* What needs to be done: Would you quote the material below in full and unchanged?

Entries from a dataset:
|---|
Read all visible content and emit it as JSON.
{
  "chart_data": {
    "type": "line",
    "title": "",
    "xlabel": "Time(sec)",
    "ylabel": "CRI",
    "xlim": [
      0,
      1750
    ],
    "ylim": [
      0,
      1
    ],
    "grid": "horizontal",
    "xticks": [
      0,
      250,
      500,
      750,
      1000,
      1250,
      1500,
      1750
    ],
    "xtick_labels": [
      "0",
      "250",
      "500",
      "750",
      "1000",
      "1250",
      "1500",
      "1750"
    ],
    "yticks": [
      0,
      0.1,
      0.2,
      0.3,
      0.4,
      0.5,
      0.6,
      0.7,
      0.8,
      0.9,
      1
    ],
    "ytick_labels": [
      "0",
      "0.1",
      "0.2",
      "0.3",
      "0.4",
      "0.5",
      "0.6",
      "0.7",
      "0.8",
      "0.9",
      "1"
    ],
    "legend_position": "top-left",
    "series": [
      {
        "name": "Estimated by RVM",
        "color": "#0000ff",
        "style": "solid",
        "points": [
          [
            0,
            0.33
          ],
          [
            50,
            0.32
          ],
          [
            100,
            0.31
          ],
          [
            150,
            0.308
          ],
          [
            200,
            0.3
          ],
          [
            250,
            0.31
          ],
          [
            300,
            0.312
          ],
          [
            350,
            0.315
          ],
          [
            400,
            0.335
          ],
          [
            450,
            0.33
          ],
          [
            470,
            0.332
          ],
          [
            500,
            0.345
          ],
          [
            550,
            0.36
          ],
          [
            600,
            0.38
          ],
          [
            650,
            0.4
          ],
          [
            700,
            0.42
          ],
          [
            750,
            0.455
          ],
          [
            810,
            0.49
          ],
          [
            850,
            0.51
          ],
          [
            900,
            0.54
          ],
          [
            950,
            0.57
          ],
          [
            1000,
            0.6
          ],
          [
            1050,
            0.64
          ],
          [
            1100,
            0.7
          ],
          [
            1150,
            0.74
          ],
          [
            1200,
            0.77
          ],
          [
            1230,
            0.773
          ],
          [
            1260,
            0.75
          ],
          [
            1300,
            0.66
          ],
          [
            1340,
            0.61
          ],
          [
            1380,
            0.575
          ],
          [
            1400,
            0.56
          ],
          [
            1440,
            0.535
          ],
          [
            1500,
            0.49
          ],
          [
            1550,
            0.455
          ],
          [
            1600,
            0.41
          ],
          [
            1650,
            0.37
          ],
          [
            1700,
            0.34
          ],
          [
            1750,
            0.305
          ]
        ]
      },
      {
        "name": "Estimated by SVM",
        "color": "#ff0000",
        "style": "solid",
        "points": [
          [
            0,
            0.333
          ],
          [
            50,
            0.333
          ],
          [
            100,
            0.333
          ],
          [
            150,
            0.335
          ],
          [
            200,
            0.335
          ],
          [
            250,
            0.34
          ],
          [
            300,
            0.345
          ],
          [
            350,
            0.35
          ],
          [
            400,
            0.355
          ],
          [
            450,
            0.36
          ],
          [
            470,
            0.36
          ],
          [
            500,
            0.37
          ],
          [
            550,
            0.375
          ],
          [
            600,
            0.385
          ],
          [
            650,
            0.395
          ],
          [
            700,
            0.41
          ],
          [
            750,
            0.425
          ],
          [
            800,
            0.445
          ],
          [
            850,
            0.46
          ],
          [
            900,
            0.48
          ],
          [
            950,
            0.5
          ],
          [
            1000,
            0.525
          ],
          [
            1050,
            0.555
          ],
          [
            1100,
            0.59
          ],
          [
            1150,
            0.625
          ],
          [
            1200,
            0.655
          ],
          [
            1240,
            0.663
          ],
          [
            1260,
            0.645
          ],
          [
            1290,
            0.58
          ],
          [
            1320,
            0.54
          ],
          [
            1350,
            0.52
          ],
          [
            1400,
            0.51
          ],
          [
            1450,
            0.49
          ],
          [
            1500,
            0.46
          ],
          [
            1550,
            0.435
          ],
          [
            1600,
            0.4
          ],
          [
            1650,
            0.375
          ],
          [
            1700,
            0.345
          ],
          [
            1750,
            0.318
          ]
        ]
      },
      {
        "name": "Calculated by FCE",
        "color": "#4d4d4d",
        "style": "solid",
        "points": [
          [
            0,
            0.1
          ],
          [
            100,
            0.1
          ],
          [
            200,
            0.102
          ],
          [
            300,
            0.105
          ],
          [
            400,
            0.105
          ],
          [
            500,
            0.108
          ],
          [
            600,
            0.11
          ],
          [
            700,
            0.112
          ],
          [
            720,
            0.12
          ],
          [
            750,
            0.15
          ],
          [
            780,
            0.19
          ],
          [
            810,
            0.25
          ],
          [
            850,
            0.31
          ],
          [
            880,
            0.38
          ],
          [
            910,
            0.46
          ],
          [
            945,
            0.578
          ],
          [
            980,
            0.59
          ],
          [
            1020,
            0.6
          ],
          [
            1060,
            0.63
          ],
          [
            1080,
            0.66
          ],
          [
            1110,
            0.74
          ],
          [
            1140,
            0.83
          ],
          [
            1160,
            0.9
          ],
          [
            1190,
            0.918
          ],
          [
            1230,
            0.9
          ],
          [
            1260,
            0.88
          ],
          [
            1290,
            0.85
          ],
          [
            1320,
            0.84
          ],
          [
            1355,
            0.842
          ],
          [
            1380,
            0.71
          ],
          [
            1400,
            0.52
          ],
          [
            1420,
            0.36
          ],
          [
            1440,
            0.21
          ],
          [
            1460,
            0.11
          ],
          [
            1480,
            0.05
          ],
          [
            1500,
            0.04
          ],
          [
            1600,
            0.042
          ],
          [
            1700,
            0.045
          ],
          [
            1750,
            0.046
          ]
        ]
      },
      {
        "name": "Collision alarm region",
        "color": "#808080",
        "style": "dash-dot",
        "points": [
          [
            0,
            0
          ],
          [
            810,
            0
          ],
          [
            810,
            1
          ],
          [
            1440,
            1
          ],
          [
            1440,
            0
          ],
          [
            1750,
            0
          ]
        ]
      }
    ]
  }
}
|---|
* Solution to this task:
Read all visible content and emit it as JSON.
{
  "chart_data": {
    "type": "line",
    "title": "",
    "xlabel": "Time(sec)",
    "ylabel": "CRI",
    "xlim": [
      0,
      1750
    ],
    "ylim": [
      0,
      1
    ],
    "grid": "horizontal",
    "xticks": [
      0,
      250,
      500,
      750,
      1000,
      1250,
      1500,
      1750
    ],
    "xtick_labels": [
      "0",
      "250",
      "500",
      "750",
      "1000",
      "1250",
      "1500",
      "1750"
    ],
    "yticks": [
      0,
      0.1,
      0.2,
      0.3,
      0.4,
      0.5,
      0.6,
      0.7,
      0.8,
      0.9,
      1
    ],
    "ytick_labels": [
      "0",
      "0.1",
      "0.2",
      "0.3",
      "0.4",
      "0.5",
      "0.6",
      "0.7",
      "0.8",
      "0.9",
      "1"
    ],
    "legend_position": "top-left",
    "series": [
      {
        "name": "Estimated by RVM",
        "color": "#0000ff",
        "style": "solid",
        "points": [
          [
            0,
            0.33
          ],
          [
            50,
            0.32
          ],
          [
            100,
            0.31
          ],
          [
            150,
            0.308
          ],
          [
            200,
            0.3
          ],
          [
            250,
            0.31
          ],
          [
            300,
            0.312
          ],
          [
            350,
            0.315
          ],
          [
            400,
            0.335
          ],
          [
            450,
            0.33
          ],
          [
            470,
            0.332
          ],
          [
            500,
            0.345
          ],
          [
            550,
            0.36
          ],
          [
            600,
            0.38
          ],
          [
            650,
            0.4
          ],
          [
            700,
            0.42
          ],
          [
            750,
            0.455
          ],
          [
            810,
            0.49
          ],
          [
            850,
            0.51
          ],
          [
            900,
            0.54
          ],
          [
            950,
            0.57
          ],
          [
            1000,
            0.6
          ],
          [
            1050,
            0.64
          ],
          [
            1100,
            0.7
          ],
          [
            1150,
            0.74
          ],
          [
            1200,
            0.77
          ],
          [
            1230,
            0.773
          ],
          [
            1260,
            0.75
          ],
          [
            1300,
            0.66
          ],
          [
            1340,
            0.61
          ],
          [
            1380,
            0.575
          ],
          [
            1400,
            0.56
          ],
          [
            1440,
            0.535
          ],
          [
            1500,
            0.49
          ],
          [
            1550,
            0.455
          ],
          [
            1600,
            0.41
          ],
          [
            1650,
            0.37
          ],
          [
            1700,
            0.34
          ],
          [
            1750,
            0.305
          ]
        ]
      },
      {
        "name": "Estimated by SVM",
        "color": "#ff0000",
        "style": "solid",
        "points": [
          [
            0,
            0.333
          ],
          [
            50,
            0.333
          ],
          [
            100,
            0.333
          ],
          [
            150,
            0.335
          ],
          [
            200,
            0.335
          ],
          [
            250,
            0.34
          ],
          [
            300,
            0.345
          ],
          [
            350,
            0.35
          ],
          [
            400,
            0.355
          ],
          [
            450,
            0.36
          ],
          [
            470,
            0.36
          ],
          [
            500,
            0.37
          ],
          [
            550,
            0.375
          ],
          [
            600,
            0.385
          ],
          [
            650,
            0.395
          ],
          [
            700,
            0.41
          ],
          [
            750,
            0.425
          ],
          [
            800,
            0.445
          ],
          [
            850,
            0.46
          ],
          [
            900,
            0.48
          ],
          [
            950,
            0.5
          ],
          [
            1000,
            0.525
          ],
          [
            1050,
            0.555
          ],
          [
            1100,
            0.59
          ],
          [
            1150,
            0.625
          ],
          [
            1200,
            0.655
          ],
          [
            1240,
            0.663
          ],
          [
            1260,
            0.645
          ],
          [
            1290,
            0.58
          ],
          [
            1320,
            0.54
          ],
          [
            1350,
            0.52
          ],
          [
            1400,
            0.51
          ],
          [
            1450,
            0.49
          ],
          [
            1500,
            0.46
          ],
          [
            1550,
            0.435
          ],
          [
            1600,
            0.4
          ],
          [
            1650,
            0.375
          ],
          [
            1700,
            0.345
          ],
          [
            1750,
            0.318
          ]
        ]
      },
      {
        "name": "Calculated by FCE",
        "color": "#4d4d4d",
        "style": "solid",
        "points": [
          [
            0,
            0.1
          ],
          [
            100,
            0.1
          ],
          [
            200,
            0.102
          ],
          [
            300,
            0.105
          ],
          [
            400,
            0.105
          ],
          [
            500,
            0.108
          ],
          [
            600,
            0.11
          ],
          [
            700,
            0.112
          ],
          [
            720,
            0.12
          ],
          [
            750,
            0.15
          ],
          [
            780,
            0.19
          ],
          [
            810,
            0.25
          ],
          [
            850,
            0.31
          ],
          [
            880,
            0.38
          ],
          [
            910,
            0.46
          ],
          [
            945,
            0.578
          ],
          [
            980,
            0.59
          ],
          [
            1020,
            0.6
          ],
          [
            1060,
            0.63
          ],
          [
            1080,
            0.66
          ],
          [
            1110,
            0.74
          ],
          [
            1140,
            0.83
          ],
          [
            1160,
            0.9
          ],
          [
            1190,
            0.918
          ],
          [
            1230,
            0.9
          ],
          [
            1260,
            0.88
          ],
          [
            1290,
            0.85
          ],
          [
            1320,
            0.84
          ],
          [
            1355,
            0.842
          ],
          [
            1380,
            0.71
          ],
          [
            1400,
            0.52
          ],
          [
            1420,
            0.36
          ],
          [
            1440,
            0.21
          ],
          [
            1460,
            0.11
          ],
          [
            1480,
            0.05
          ],
          [
            1500,
            0.04
          ],
          [
            1600,
            0.042
          ],
          [
            1700,
            0.045
          ],
          [
            1750,
            0.046
          ]
        ]
      },
      {
        "name": "Collision alarm region",
        "color": "#808080",
        "style": "dash-dot",
        "points": [
          [
            0,
            0
          ],
          [
            810,
            0
          ],
          [
            810,
            1
          ],
          [
            1440,
            1
          ],
          [
            1440,
            0
          ],
          [
            1750,
            0
          ]
        ]
      }
    ]
  }
}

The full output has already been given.